* _Input material_:
* * * *
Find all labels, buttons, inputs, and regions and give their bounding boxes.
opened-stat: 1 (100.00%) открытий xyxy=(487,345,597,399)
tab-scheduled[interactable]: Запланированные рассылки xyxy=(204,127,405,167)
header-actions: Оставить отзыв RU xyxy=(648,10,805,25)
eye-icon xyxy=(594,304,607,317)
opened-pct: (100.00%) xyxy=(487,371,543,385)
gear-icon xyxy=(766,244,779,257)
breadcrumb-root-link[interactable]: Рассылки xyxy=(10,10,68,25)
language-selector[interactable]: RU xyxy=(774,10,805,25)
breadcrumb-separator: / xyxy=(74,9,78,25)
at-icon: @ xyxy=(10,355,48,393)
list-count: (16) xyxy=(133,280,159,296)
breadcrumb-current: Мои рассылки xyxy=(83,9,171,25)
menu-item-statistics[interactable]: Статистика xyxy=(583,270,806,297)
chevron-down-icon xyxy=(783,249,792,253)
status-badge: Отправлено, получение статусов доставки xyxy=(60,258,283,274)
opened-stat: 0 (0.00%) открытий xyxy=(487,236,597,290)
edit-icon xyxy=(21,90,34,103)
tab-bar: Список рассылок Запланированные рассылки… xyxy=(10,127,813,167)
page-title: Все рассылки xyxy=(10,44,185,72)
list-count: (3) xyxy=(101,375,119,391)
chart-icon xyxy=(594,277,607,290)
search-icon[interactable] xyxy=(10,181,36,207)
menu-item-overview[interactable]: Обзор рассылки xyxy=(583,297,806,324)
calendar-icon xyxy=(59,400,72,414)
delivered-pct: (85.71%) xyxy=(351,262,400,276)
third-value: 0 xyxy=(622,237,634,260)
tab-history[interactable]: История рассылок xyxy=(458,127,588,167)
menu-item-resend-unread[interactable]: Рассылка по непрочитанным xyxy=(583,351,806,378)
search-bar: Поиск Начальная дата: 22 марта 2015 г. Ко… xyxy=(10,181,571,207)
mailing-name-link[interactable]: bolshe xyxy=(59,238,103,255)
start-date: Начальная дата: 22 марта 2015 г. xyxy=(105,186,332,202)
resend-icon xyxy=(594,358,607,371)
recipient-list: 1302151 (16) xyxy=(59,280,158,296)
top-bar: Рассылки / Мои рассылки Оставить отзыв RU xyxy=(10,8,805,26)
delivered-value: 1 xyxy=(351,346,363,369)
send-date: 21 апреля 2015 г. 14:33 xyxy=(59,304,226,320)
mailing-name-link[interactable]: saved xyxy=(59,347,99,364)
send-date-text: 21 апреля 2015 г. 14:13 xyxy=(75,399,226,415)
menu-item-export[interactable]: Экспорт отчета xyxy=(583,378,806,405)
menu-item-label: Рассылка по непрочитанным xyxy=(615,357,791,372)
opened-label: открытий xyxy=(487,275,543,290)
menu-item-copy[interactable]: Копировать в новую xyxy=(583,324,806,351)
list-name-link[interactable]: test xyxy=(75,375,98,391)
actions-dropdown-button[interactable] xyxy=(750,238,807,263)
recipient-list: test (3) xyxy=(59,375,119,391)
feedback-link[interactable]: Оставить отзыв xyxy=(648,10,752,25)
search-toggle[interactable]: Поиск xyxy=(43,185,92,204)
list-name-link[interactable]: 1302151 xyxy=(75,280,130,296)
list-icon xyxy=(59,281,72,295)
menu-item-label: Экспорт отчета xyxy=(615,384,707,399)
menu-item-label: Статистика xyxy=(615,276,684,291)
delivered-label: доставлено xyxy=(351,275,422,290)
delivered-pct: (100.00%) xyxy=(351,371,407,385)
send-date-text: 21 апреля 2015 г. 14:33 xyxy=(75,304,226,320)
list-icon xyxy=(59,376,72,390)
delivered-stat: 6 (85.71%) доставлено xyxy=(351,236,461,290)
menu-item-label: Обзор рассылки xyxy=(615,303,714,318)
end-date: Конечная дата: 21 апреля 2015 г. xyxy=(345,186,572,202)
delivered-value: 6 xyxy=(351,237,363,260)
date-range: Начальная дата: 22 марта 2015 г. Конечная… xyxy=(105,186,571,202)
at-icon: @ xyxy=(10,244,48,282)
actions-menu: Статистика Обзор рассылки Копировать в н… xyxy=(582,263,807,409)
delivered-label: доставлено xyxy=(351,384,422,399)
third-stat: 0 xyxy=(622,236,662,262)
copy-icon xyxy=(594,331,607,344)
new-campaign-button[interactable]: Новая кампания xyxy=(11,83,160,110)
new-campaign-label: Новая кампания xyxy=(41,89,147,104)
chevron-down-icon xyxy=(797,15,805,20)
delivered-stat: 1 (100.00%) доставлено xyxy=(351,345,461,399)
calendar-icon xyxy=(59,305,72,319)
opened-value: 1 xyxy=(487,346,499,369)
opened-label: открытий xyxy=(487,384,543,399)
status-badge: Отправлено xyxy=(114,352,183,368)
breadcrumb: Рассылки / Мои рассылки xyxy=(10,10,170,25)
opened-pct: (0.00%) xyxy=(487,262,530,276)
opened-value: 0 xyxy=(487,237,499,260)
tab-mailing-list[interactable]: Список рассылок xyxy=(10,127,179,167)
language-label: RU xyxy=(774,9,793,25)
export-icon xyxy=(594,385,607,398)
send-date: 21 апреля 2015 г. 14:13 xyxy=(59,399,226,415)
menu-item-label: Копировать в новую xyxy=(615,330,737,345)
* * * *
* _Exercise description_:
Please copy out the entire listing above verbatim, keeping every line unchanged and in its original order.

* _Exercise response_:
Find all labels, buttons, inputs, and regions and give their bounding boxes.
opened-stat: 1 (100.00%) открытий xyxy=(487,345,597,399)
tab-scheduled[interactable]: Запланированные рассылки xyxy=(204,127,405,167)
header-actions: Оставить отзыв RU xyxy=(648,10,805,25)
eye-icon xyxy=(594,304,607,317)
opened-pct: (100.00%) xyxy=(487,371,543,385)
gear-icon xyxy=(766,244,779,257)
breadcrumb-root-link[interactable]: Рассылки xyxy=(10,10,68,25)
language-selector[interactable]: RU xyxy=(774,10,805,25)
breadcrumb-separator: / xyxy=(74,9,78,25)
at-icon: @ xyxy=(10,355,48,393)
list-count: (16) xyxy=(133,280,159,296)
breadcrumb-current: Мои рассылки xyxy=(83,9,171,25)
menu-item-statistics[interactable]: Статистика xyxy=(583,270,806,297)
chevron-down-icon xyxy=(783,249,792,253)
status-badge: Отправлено, получение статусов доставки xyxy=(60,258,283,274)
opened-stat: 0 (0.00%) открытий xyxy=(487,236,597,290)
edit-icon xyxy=(21,90,34,103)
tab-bar: Список рассылок Запланированные рассылки… xyxy=(10,127,813,167)
page-title: Все рассылки xyxy=(10,44,185,72)
list-count: (3) xyxy=(101,375,119,391)
chart-icon xyxy=(594,277,607,290)
search-icon[interactable] xyxy=(10,181,36,207)
menu-item-overview[interactable]: Обзор рассылки xyxy=(583,297,806,324)
calendar-icon xyxy=(59,400,72,414)
delivered-pct: (85.71%) xyxy=(351,262,400,276)
third-value: 0 xyxy=(622,237,634,260)
tab-history[interactable]: История рассылок xyxy=(458,127,588,167)
menu-item-resend-unread[interactable]: Рассылка по непрочитанным xyxy=(583,351,806,378)
search-bar: Поиск Начальная дата: 22 марта 2015 г. Ко… xyxy=(10,181,571,207)
mailing-name-link[interactable]: bolshe xyxy=(59,238,103,255)
start-date: Начальная дата: 22 марта 2015 г. xyxy=(105,186,332,202)
resend-icon xyxy=(594,358,607,371)
recipient-list: 1302151 (16) xyxy=(59,280,158,296)
top-bar: Рассылки / Мои рассылки Оставить отзыв RU xyxy=(10,8,805,26)
delivered-value: 1 xyxy=(351,346,363,369)
send-date: 21 апреля 2015 г. 14:33 xyxy=(59,304,226,320)
mailing-name-link[interactable]: saved xyxy=(59,347,99,364)
send-date-text: 21 апреля 2015 г. 14:13 xyxy=(75,399,226,415)
menu-item-export[interactable]: Экспорт отчета xyxy=(583,378,806,405)
menu-item-label: Рассылка по непрочитанным xyxy=(615,357,791,372)
opened-label: открытий xyxy=(487,275,543,290)
menu-item-copy[interactable]: Копировать в новую xyxy=(583,324,806,351)
list-name-link[interactable]: test xyxy=(75,375,98,391)
actions-dropdown-button[interactable] xyxy=(750,238,807,263)
recipient-list: test (3) xyxy=(59,375,119,391)
feedback-link[interactable]: Оставить отзыв xyxy=(648,10,752,25)
search-toggle[interactable]: Поиск xyxy=(43,185,92,204)
list-name-link[interactable]: 1302151 xyxy=(75,280,130,296)
list-icon xyxy=(59,281,72,295)
menu-item-label: Экспорт отчета xyxy=(615,384,707,399)
menu-item-label: Статистика xyxy=(615,276,684,291)
delivered-label: доставлено xyxy=(351,275,422,290)
delivered-pct: (100.00%) xyxy=(351,371,407,385)
send-date-text: 21 апреля 2015 г. 14:33 xyxy=(75,304,226,320)
list-icon xyxy=(59,376,72,390)
delivered-stat: 6 (85.71%) доставлено xyxy=(351,236,461,290)
menu-item-label: Обзор рассылки xyxy=(615,303,714,318)
end-date: Конечная дата: 21 апреля 2015 г. xyxy=(345,186,572,202)
delivered-value: 6 xyxy=(351,237,363,260)
date-range: Начальная дата: 22 марта 2015 г. Конечная… xyxy=(105,186,571,202)
at-icon: @ xyxy=(10,244,48,282)
actions-menu: Статистика Обзор рассылки Копировать в н… xyxy=(582,263,807,409)
delivered-label: доставлено xyxy=(351,384,422,399)
third-stat: 0 xyxy=(622,236,662,262)
copy-icon xyxy=(594,331,607,344)
new-campaign-button[interactable]: Новая кампания xyxy=(11,83,160,110)
new-campaign-label: Новая кампания xyxy=(41,89,147,104)
chevron-down-icon xyxy=(797,15,805,20)
delivered-stat: 1 (100.00%) доставлено xyxy=(351,345,461,399)
calendar-icon xyxy=(59,305,72,319)
opened-value: 1 xyxy=(487,346,499,369)
opened-label: открытий xyxy=(487,384,543,399)
status-badge: Отправлено xyxy=(114,352,183,368)
breadcrumb: Рассылки / Мои рассылки xyxy=(10,10,170,25)
opened-pct: (0.00%) xyxy=(487,262,530,276)
opened-value: 0 xyxy=(487,237,499,260)
tab-mailing-list[interactable]: Список рассылок xyxy=(10,127,179,167)
language-label: RU xyxy=(774,9,793,25)
export-icon xyxy=(594,385,607,398)
send-date: 21 апреля 2015 г. 14:13 xyxy=(59,399,226,415)
menu-item-label: Копировать в новую xyxy=(615,330,737,345)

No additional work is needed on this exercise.